ABOUT THIS EXERCISE: An exact copy of every record below is required, with the pictures left out.

EXTRACTED MATERIAL:
+ + +

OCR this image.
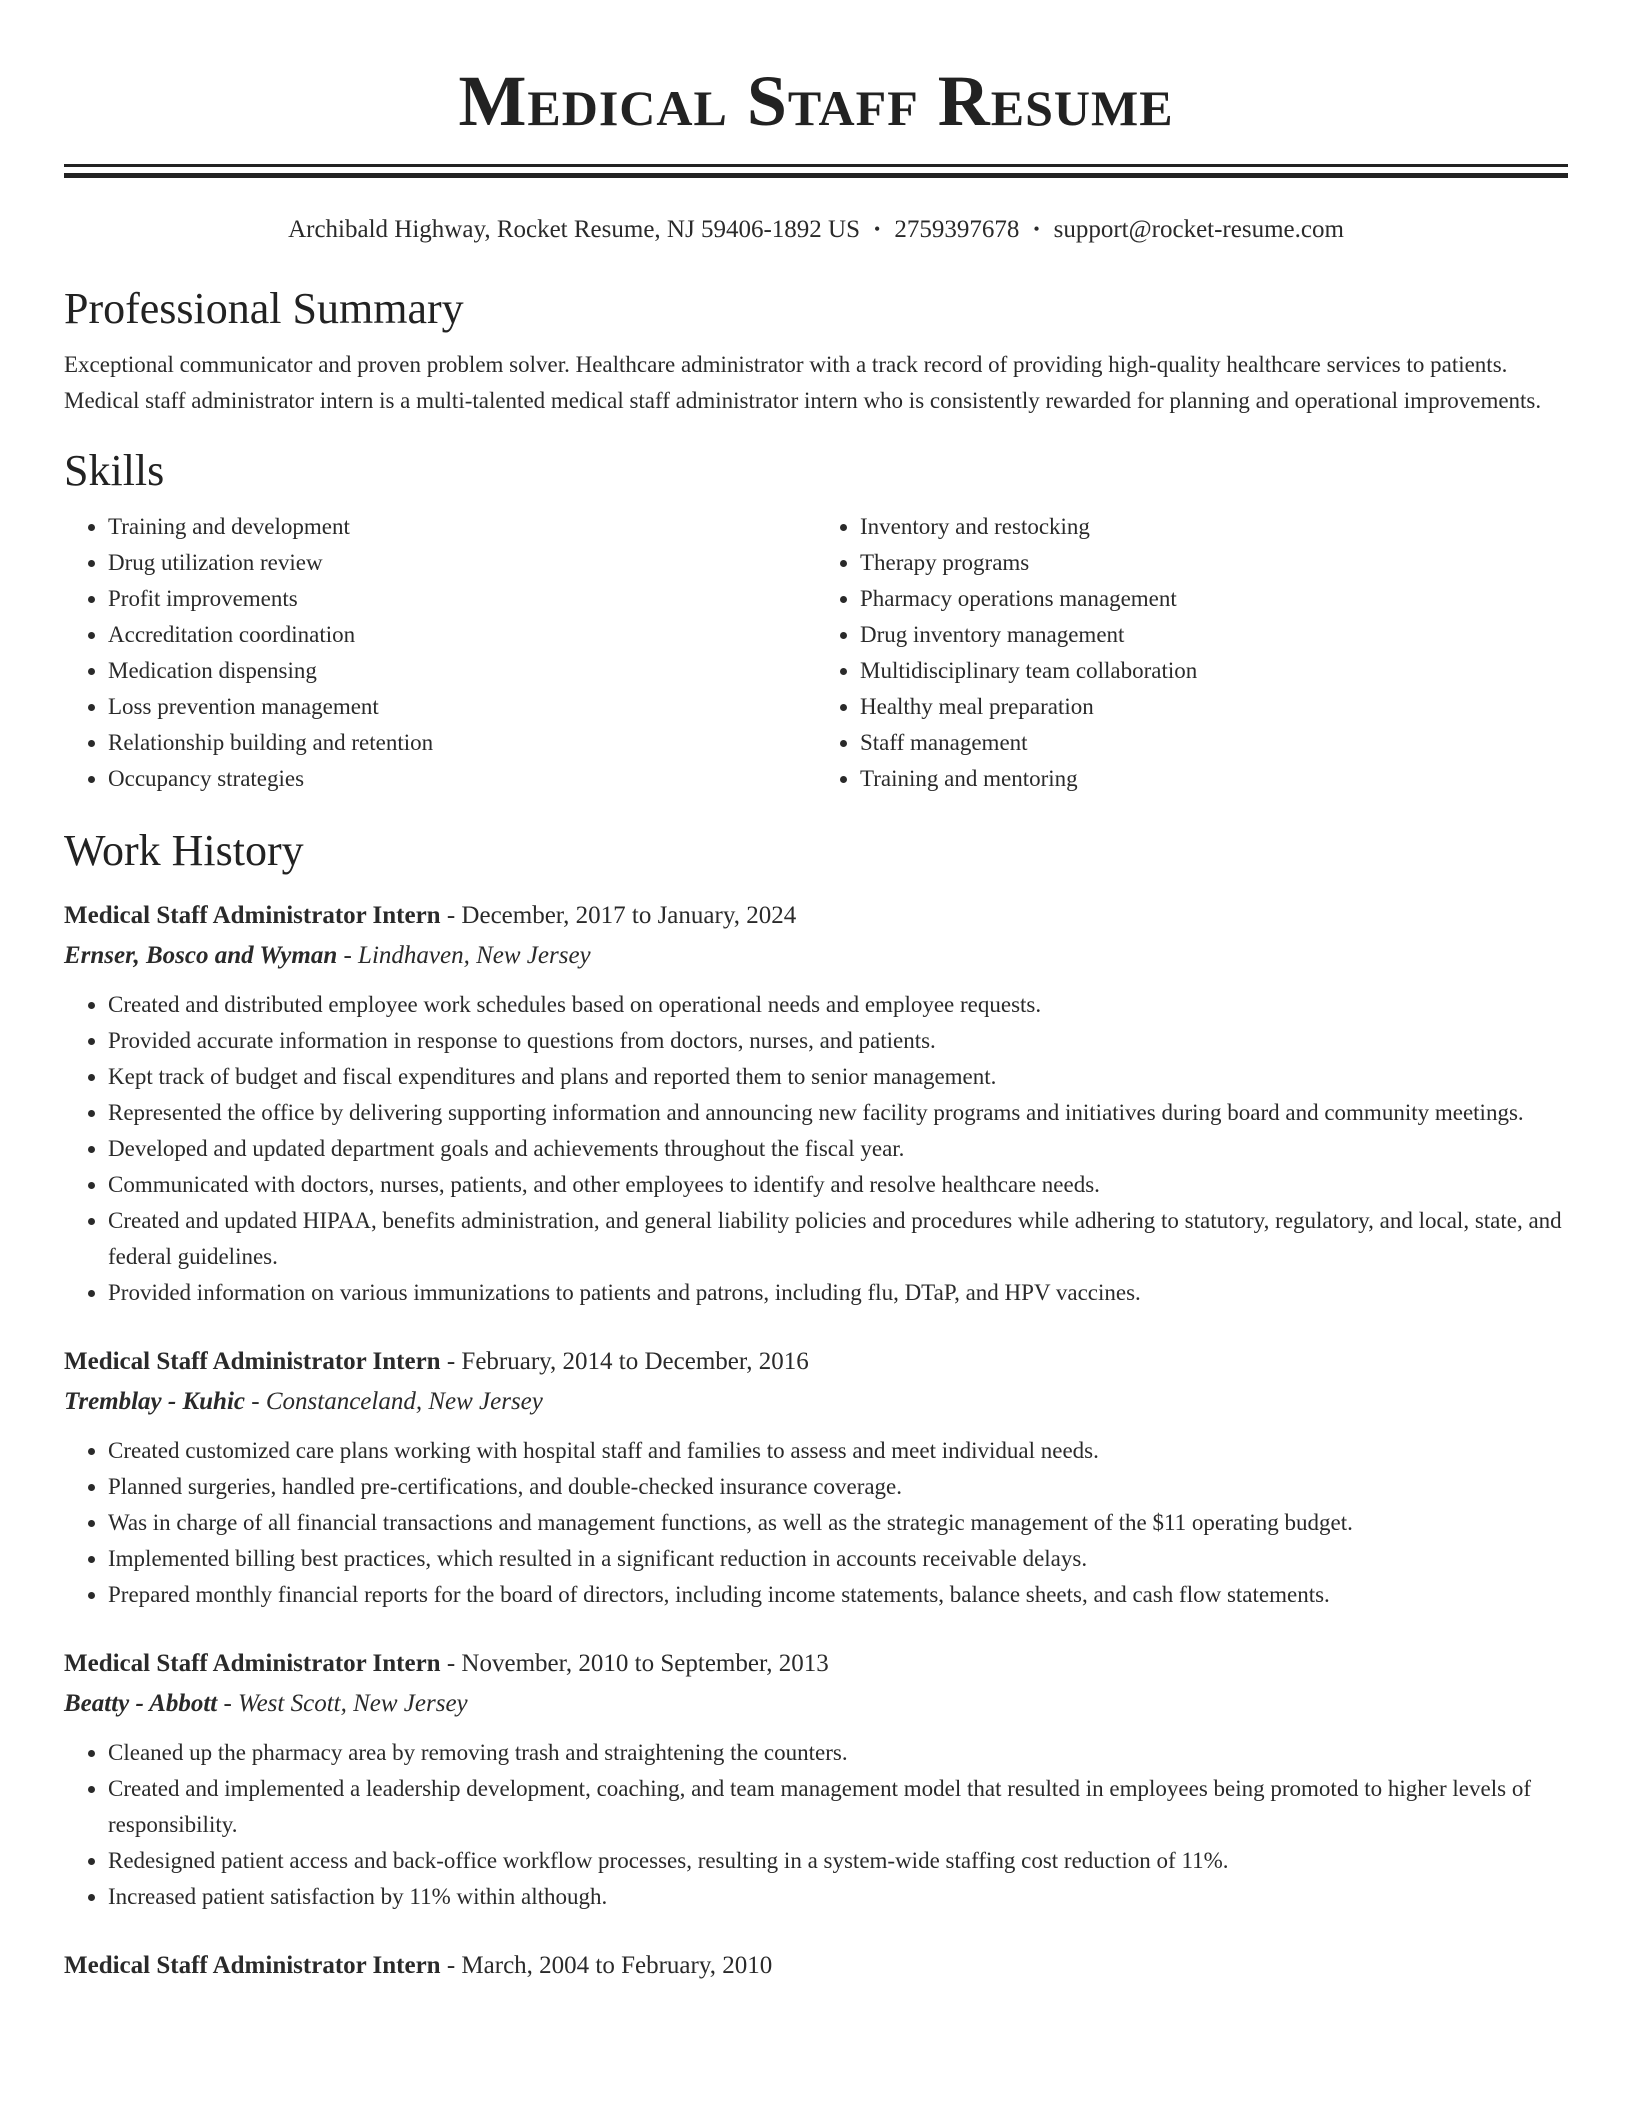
Medical Staff Resume
Archibald Highway, Rocket Resume, NJ 59406-1892 US • 2759397678 • support@rocket-resume.com
Professional Summary

Exceptional communicator and proven problem solver. Healthcare administrator with a track record of providing high-quality healthcare services to patients. Medical staff administrator intern is a multi-talented medical staff administrator intern who is consistently rewarded for planning and operational improvements.

Skills
• Training and development
• Drug utilization review
• Profit improvements
• Accreditation coordination
• Medication dispensing
• Loss prevention management
• Relationship building and retention
• Occupancy strategies
• Inventory and restocking
• Therapy programs
• Pharmacy operations management
• Drug inventory management
• Multidisciplinary team collaboration
• Healthy meal preparation
• Staff management
• Training and mentoring
Work History
Medical Staff Administrator Intern - December, 2017 to January, 2024
Ernser, Bosco and Wyman - Lindhaven, New Jersey
• Created and distributed employee work schedules based on operational needs and employee requests.
• Provided accurate information in response to questions from doctors, nurses, and patients.
• Kept track of budget and fiscal expenditures and plans and reported them to senior management.
• Represented the office by delivering supporting information and announcing new facility programs and initiatives during board and community meetings.
• Developed and updated department goals and achievements throughout the fiscal year.
• Communicated with doctors, nurses, patients, and other employees to identify and resolve healthcare needs.
• Created and updated HIPAA, benefits administration, and general liability policies and procedures while adhering to statutory, regulatory, and local, state, and federal guidelines.
• Provided information on various immunizations to patients and patrons, including flu, DTaP, and HPV vaccines.
Medical Staff Administrator Intern - February, 2014 to December, 2016
Tremblay - Kuhic - Constanceland, New Jersey
• Created customized care plans working with hospital staff and families to assess and meet individual needs.
• Planned surgeries, handled pre-certifications, and double-checked insurance coverage.
• Was in charge of all financial transactions and management functions, as well as the strategic management of the $11 operating budget.
• Implemented billing best practices, which resulted in a significant reduction in accounts receivable delays.
• Prepared monthly financial reports for the board of directors, including income statements, balance sheets, and cash flow statements.
Medical Staff Administrator Intern - November, 2010 to September, 2013
Beatty - Abbott - West Scott, New Jersey
• Cleaned up the pharmacy area by removing trash and straightening the counters.
• Created and implemented a leadership development, coaching, and team management model that resulted in employees being promoted to higher levels of responsibility.
• Redesigned patient access and back-office workflow processes, resulting in a system-wide staffing cost reduction of 11%.
• Increased patient satisfaction by 11% within although.
Medical Staff Administrator Intern - March, 2004 to February, 2010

+ + +

RESPONSE AREA:
OCR this image.
Medical Staff Resume
Archibald Highway, Rocket Resume, NJ 59406-1892 US • 2759397678 • support@rocket-resume.com
Professional Summary

Exceptional communicator and proven problem solver. Healthcare administrator with a track record of providing high-quality healthcare services to patients. Medical staff administrator intern is a multi-talented medical staff administrator intern who is consistently rewarded for planning and operational improvements.

Skills
• Training and development
• Drug utilization review
• Profit improvements
• Accreditation coordination
• Medication dispensing
• Loss prevention management
• Relationship building and retention
• Occupancy strategies
• Inventory and restocking
• Therapy programs
• Pharmacy operations management
• Drug inventory management
• Multidisciplinary team collaboration
• Healthy meal preparation
• Staff management
• Training and mentoring
Work History
Medical Staff Administrator Intern - December, 2017 to January, 2024
Ernser, Bosco and Wyman - Lindhaven, New Jersey
• Created and distributed employee work schedules based on operational needs and employee requests.
• Provided accurate information in response to questions from doctors, nurses, and patients.
• Kept track of budget and fiscal expenditures and plans and reported them to senior management.
• Represented the office by delivering supporting information and announcing new facility programs and initiatives during board and community meetings.
• Developed and updated department goals and achievements throughout the fiscal year.
• Communicated with doctors, nurses, patients, and other employees to identify and resolve healthcare needs.
• Created and updated HIPAA, benefits administration, and general liability policies and procedures while adhering to statutory, regulatory, and local, state, and federal guidelines.
• Provided information on various immunizations to patients and patrons, including flu, DTaP, and HPV vaccines.
Medical Staff Administrator Intern - February, 2014 to December, 2016
Tremblay - Kuhic - Constanceland, New Jersey
• Created customized care plans working with hospital staff and families to assess and meet individual needs.
• Planned surgeries, handled pre-certifications, and double-checked insurance coverage.
• Was in charge of all financial transactions and management functions, as well as the strategic management of the $11 operating budget.
• Implemented billing best practices, which resulted in a significant reduction in accounts receivable delays.
• Prepared monthly financial reports for the board of directors, including income statements, balance sheets, and cash flow statements.
Medical Staff Administrator Intern - November, 2010 to September, 2013
Beatty - Abbott - West Scott, New Jersey
• Cleaned up the pharmacy area by removing trash and straightening the counters.
• Created and implemented a leadership development, coaching, and team management model that resulted in employees being promoted to higher levels of responsibility.
• Redesigned patient access and back-office workflow processes, resulting in a system-wide staffing cost reduction of 11%.
• Increased patient satisfaction by 11% within although.
Medical Staff Administrator Intern - March, 2004 to February, 2010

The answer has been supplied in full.